The request ▸ Go through the listing beneath this task and return every line that carries the string "JSON".

Supplied information ▸
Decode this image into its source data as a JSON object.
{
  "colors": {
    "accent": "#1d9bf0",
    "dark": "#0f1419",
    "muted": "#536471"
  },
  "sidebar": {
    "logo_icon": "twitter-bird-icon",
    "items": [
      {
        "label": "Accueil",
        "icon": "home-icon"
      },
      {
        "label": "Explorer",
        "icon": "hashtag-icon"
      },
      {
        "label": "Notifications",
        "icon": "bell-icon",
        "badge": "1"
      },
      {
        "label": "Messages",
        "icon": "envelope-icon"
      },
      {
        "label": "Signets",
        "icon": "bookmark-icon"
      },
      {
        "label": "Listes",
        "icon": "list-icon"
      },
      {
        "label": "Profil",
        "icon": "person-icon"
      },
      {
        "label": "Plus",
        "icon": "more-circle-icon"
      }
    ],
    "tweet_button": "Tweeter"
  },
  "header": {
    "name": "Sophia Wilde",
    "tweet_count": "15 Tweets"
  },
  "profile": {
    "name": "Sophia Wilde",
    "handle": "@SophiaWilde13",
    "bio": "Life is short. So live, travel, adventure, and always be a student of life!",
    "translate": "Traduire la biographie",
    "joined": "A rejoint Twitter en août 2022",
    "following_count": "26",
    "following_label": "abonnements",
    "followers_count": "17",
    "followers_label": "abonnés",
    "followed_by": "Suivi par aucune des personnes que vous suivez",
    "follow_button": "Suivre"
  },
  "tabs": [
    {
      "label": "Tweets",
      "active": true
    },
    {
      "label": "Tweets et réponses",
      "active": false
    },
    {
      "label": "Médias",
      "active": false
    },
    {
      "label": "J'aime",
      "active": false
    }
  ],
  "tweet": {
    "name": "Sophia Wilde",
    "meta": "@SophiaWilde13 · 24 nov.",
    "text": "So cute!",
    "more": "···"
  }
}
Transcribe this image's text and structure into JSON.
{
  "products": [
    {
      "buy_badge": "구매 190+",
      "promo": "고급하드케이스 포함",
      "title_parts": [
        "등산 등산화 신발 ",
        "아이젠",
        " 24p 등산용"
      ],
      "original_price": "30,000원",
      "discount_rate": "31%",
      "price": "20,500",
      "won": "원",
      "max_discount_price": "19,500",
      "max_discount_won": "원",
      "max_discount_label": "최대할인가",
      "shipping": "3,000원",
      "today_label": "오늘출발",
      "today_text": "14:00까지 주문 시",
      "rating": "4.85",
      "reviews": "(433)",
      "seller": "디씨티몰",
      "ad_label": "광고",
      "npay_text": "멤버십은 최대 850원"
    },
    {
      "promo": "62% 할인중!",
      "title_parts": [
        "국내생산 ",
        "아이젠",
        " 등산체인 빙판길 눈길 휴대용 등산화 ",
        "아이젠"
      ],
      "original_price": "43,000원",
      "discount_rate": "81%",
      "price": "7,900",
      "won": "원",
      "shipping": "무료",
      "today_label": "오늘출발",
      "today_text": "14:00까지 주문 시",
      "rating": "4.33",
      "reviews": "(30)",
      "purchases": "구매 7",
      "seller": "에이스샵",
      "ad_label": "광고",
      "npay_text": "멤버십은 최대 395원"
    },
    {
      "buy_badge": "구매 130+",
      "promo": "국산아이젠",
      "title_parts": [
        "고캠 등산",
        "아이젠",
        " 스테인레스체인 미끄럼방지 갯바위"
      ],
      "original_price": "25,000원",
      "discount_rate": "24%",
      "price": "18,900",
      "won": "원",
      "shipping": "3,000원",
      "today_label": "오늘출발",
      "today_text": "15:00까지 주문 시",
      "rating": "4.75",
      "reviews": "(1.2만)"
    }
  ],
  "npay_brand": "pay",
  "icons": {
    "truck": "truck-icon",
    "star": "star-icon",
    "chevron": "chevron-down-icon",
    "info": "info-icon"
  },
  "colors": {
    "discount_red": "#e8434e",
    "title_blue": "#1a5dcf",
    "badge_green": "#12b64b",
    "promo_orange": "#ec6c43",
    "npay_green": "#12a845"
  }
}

Correct response ▸
Decode this image into its source data as a JSON object.
Transcribe this image's text and structure into JSON.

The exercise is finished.